▸ **Written instruction**:
Each line from the one that contains "Extract all readable text from this page." to the end of the material must be quoted exactly; include both end lines and nothing else.

╭─ Records for this task

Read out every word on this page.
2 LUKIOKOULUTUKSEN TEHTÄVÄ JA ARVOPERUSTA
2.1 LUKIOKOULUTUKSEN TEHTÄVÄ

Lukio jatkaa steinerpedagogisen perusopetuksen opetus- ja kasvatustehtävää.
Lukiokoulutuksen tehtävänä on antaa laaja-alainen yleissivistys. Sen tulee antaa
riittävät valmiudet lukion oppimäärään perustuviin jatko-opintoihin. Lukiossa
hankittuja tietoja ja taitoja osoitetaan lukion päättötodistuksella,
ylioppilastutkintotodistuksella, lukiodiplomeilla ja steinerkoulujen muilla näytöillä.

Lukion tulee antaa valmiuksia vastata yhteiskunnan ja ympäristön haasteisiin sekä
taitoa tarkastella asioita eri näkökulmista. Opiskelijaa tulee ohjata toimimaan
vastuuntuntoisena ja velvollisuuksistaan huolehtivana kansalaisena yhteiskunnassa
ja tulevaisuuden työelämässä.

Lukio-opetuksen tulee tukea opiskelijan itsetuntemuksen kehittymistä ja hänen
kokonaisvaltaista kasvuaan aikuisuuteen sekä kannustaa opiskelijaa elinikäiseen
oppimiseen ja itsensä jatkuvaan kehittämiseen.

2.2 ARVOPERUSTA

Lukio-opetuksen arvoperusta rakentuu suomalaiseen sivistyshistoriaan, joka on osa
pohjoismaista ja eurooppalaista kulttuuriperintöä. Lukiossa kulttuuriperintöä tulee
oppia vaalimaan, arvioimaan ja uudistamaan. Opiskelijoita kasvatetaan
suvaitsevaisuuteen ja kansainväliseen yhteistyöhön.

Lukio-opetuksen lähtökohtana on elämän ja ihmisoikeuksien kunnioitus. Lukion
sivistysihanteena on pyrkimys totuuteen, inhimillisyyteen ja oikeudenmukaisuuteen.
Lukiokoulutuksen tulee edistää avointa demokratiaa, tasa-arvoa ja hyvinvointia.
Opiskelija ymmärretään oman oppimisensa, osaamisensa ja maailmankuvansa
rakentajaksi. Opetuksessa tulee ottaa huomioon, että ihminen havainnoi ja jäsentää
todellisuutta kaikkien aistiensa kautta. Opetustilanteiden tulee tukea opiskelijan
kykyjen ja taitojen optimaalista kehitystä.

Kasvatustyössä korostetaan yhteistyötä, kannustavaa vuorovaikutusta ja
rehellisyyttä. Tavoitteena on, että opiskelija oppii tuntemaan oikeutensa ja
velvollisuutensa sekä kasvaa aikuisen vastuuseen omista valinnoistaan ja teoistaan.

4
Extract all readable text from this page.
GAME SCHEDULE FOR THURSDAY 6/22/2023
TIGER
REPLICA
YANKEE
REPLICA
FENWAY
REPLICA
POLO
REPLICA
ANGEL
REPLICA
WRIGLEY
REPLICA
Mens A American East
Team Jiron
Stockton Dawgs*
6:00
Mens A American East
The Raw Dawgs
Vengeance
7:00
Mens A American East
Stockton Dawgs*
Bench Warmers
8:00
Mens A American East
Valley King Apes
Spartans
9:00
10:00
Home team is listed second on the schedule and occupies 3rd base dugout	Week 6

╰─

▸ **Solution**:
Extract all readable text from this page.
GAME SCHEDULE FOR THURSDAY 6/22/2023
TIGER
REPLICA
YANKEE
REPLICA
FENWAY
REPLICA
POLO
REPLICA
ANGEL
REPLICA
WRIGLEY
REPLICA
Mens A American East
Team Jiron
Stockton Dawgs*
6:00
Mens A American East
The Raw Dawgs
Vengeance
7:00
Mens A American East
Stockton Dawgs*
Bench Warmers
8:00
Mens A American East
Valley King Apes
Spartans
9:00
10:00
Home team is listed second on the schedule and occupies 3rd base dugout	Week 6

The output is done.